> _What you are asked to do_: Find and copy each line of the records where the string "últimos" shows up.

[Dataset items]
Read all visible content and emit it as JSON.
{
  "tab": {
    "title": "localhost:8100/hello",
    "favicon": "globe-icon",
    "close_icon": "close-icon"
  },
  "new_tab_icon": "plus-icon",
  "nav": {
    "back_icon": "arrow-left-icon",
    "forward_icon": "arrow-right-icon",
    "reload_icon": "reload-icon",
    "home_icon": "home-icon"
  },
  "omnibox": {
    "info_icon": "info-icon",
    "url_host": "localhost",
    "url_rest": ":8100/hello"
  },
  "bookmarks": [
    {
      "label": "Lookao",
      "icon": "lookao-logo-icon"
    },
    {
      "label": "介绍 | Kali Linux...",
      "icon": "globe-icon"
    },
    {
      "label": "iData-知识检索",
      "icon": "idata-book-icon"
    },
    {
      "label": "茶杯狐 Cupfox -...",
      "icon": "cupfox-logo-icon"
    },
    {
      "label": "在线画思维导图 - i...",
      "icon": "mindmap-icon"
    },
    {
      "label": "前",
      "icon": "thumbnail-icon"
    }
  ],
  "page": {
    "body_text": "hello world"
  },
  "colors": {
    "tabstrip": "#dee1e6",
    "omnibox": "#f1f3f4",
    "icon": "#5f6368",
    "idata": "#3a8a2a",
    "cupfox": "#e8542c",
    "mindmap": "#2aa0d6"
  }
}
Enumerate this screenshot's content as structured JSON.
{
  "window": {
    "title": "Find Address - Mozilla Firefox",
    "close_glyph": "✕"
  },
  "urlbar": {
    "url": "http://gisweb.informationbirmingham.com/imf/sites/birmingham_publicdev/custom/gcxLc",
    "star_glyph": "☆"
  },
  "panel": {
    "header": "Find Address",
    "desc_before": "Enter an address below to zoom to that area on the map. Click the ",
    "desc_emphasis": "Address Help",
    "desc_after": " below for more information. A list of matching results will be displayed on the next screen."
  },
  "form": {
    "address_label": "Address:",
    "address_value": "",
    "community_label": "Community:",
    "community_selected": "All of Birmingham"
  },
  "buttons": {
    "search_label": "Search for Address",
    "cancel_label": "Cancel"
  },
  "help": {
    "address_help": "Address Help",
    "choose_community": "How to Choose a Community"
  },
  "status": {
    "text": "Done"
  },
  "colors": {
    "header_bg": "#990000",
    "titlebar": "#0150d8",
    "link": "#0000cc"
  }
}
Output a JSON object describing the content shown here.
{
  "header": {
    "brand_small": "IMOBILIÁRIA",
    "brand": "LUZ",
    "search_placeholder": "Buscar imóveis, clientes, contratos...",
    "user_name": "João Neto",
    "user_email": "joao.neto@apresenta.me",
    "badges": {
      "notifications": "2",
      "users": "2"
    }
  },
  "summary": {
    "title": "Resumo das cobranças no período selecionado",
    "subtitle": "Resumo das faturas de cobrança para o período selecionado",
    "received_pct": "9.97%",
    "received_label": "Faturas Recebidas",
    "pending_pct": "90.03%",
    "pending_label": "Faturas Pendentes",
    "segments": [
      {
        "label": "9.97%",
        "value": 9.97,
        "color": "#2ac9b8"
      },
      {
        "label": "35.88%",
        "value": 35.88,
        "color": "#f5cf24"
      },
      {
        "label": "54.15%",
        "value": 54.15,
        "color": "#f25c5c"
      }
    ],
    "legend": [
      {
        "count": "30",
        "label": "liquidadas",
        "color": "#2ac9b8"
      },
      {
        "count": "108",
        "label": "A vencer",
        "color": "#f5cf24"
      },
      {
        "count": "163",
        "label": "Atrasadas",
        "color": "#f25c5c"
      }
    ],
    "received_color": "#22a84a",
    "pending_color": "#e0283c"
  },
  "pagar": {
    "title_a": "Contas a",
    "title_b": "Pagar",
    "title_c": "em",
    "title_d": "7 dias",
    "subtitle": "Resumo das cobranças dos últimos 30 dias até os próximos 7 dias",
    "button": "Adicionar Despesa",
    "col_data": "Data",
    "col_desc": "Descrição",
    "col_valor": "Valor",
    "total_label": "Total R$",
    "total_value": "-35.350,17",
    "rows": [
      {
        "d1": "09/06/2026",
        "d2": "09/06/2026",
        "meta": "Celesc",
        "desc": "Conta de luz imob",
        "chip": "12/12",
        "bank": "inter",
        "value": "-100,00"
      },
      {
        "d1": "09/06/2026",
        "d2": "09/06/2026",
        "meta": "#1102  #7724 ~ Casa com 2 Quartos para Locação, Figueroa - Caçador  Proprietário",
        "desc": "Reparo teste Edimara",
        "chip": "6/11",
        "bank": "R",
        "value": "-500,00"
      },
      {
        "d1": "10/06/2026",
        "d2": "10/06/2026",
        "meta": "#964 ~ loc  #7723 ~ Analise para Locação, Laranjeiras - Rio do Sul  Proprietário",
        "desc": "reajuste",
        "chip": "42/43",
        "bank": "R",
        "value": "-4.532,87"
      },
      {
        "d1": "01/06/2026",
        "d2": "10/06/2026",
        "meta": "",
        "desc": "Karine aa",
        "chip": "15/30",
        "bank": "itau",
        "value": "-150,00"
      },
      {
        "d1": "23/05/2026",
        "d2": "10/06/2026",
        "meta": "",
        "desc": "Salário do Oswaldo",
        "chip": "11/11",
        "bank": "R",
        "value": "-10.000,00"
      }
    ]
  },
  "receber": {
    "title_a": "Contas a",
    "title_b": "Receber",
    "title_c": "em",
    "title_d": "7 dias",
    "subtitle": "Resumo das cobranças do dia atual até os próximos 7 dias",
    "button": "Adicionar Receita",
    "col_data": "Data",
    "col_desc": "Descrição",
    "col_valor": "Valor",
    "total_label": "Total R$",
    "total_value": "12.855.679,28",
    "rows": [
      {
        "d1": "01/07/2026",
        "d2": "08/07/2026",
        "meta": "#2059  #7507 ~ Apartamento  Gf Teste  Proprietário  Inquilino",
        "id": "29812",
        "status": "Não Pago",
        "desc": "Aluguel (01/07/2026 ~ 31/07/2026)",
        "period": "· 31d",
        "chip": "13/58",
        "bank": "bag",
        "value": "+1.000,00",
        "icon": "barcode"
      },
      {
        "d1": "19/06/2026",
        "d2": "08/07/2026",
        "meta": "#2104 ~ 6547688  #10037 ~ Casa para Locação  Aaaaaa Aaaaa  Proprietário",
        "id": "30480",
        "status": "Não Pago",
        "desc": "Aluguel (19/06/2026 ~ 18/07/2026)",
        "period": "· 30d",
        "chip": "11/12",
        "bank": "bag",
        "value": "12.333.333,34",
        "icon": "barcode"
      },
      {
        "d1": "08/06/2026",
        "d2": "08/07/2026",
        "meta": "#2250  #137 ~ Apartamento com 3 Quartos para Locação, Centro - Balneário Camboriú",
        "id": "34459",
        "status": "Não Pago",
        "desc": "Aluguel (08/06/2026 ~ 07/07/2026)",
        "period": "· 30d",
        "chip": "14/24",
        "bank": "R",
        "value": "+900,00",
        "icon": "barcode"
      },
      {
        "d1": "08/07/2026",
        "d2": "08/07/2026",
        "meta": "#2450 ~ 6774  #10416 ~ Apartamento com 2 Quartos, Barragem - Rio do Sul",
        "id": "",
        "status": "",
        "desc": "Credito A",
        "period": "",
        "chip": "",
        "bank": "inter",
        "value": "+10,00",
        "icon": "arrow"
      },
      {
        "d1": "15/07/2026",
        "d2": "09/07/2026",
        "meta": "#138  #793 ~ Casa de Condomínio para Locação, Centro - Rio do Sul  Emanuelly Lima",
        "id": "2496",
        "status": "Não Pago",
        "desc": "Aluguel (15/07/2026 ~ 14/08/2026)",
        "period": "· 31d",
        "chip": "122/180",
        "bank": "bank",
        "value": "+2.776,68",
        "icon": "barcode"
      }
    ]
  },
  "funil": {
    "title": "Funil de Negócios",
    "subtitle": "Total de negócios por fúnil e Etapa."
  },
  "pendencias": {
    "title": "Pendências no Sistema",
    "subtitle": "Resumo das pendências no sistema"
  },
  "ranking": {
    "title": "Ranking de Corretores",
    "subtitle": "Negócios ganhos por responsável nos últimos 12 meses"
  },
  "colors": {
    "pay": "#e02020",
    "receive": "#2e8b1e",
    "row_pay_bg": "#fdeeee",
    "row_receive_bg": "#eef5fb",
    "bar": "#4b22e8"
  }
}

> _Exercise result_:
    "subtitle": "Resumo das cobranças dos últimos 30 dias até os próximos 7 dias",
    "subtitle": "Negócios ganhos por responsável nos últimos 12 meses"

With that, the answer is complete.